FPGAs have been used to accelerate applications. For example, FPGAs have been used in high-performance computing environments, among other known applications, where the FPGA architecture may be used to implement significantly pipelined systems. As used herein, by pipelined systems, it is generally meant a circuit involving at least one pipeline in which data is processed as one or more data streams. Thus, FPGA architectures may be used to build application-specific machines to execute many operations in parallel.
Conventionally, the data streaming model is used by FPGA application developers in their hardware compilation flow. Such a compilation flow conventionally involves an understanding of the circuitry to be implemented in programmable logic. For example, for a data streaming application, data in memory may be read out sequentially such that data may be continuously read and fed to a pipeline for processing. Such sequential reads of data may involve scheduling, which may involve a fairly in-depth understanding of operating parameters of the circuit to be implemented in programmable logic of the FPGA.
In contrast to the hardware compilation flow conventionally used for FPGAs, a programming model for microprocessors conventionally does not involve such an in-depth understanding of the operation of the processor. Moreover, software engineers may specify instructions to be carried out by a processor or processors using a high level language (“HLL”). Examples of such HLLs are C, C++, FORTRAN, and Java, among others. After a software engineer has written source code for an application to be carried out by a processor or processors, the application is conventionally compiled and debugged with a debugger. The compiled application may be assembled by an assembler to provide machine level language code. Of note, each of these operations may be performed within a software development environment, separate from the hardware development environment associated with programming FPGAs.
In order to exploit parallelism capable of being implemented in an FPGA, software engineers converted from the software development environment to the hardware development environment in order to transition from the programming model to the hardware model. This conversion involved an in-depth understanding of the circuits' operation by the software engineer and was often a very daunting task. In order to use an HLL source code to generate a configuration bitstream for an FPGA, HLL source code was compiled using compilers that are adapted for providing circuits following the data streaming model. Thus, for HLL source code written with a microprocessor memory model in mind, this meant converting the HLL source code to a data streaming model suitable for use with such compilers. Generally, in a microprocessor memory model, input data to be operated by a microprocessor is available for random access from disk or memory. This is a more conventional stored relation model for example as between microprocessor and memory. In contrast, in a data streaming model, some or all input data to be operated on by a circuit operator is not available for random access, but rather arrives sequentially as one or more continuous data streams.
Accordingly, it would be desirable and useful to provide means to transition a programming model more smoothly to provide a description of circuits that may be implemented in an FPGA without having to substantially convert an application from the programming model to a data streaming model.

→ Entries shown:
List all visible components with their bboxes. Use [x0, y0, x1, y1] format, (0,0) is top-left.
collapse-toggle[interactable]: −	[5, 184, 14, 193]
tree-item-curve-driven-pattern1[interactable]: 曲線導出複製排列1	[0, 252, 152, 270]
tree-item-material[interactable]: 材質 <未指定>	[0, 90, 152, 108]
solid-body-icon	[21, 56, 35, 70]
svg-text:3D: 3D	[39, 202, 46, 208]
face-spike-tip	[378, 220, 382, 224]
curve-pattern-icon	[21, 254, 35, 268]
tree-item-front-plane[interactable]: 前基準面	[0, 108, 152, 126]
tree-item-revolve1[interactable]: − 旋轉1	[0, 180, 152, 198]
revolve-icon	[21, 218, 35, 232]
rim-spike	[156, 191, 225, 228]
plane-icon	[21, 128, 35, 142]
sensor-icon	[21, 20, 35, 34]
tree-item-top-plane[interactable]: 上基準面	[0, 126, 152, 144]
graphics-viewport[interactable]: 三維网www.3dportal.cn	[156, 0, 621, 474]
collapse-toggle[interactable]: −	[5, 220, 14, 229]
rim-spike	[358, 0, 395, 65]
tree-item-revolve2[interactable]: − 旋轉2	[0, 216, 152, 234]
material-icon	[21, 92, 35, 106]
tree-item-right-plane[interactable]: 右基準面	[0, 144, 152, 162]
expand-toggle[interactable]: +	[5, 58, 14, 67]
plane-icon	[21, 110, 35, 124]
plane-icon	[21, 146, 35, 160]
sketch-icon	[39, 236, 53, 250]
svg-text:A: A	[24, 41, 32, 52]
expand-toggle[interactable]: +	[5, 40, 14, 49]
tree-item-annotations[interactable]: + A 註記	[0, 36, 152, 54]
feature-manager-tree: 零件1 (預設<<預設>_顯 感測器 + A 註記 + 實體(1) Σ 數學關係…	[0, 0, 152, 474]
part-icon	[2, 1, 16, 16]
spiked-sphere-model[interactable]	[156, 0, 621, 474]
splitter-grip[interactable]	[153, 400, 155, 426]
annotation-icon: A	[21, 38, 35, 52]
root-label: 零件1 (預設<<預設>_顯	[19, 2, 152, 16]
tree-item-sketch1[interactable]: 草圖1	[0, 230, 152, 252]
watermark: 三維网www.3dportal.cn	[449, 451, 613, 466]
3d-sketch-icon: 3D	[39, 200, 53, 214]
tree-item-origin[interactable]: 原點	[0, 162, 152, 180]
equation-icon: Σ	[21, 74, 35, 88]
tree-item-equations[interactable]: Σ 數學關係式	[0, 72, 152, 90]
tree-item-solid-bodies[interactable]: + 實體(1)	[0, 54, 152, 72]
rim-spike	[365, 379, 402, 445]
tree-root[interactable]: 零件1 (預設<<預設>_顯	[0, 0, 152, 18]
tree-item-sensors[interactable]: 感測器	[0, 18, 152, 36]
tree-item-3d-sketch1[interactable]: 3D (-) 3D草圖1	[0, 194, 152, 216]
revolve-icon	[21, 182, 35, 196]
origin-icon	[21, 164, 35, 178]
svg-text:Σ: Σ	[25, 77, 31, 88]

→ Your tasks:
1/ According to the FPGA excerpt, how does input data reach a circuit operator in a data streaming model?
2/ Transcribe the FPGA excerpt, starting with "Accordingly, it would" and going on through "a data streaming model.".
The entries have no connection to the FPGA excerpt.

→ Expected outputs:
1/ It arrives sequentially as one or more continuous data streams rather than being available for random access.

2/
Accordingly, it would be desirable and useful to provide means to transition a programming model more smoothly to provide a description of circuits that may be implemented in an FPGA without having to substantially convert an application from the programming model to a data streaming model.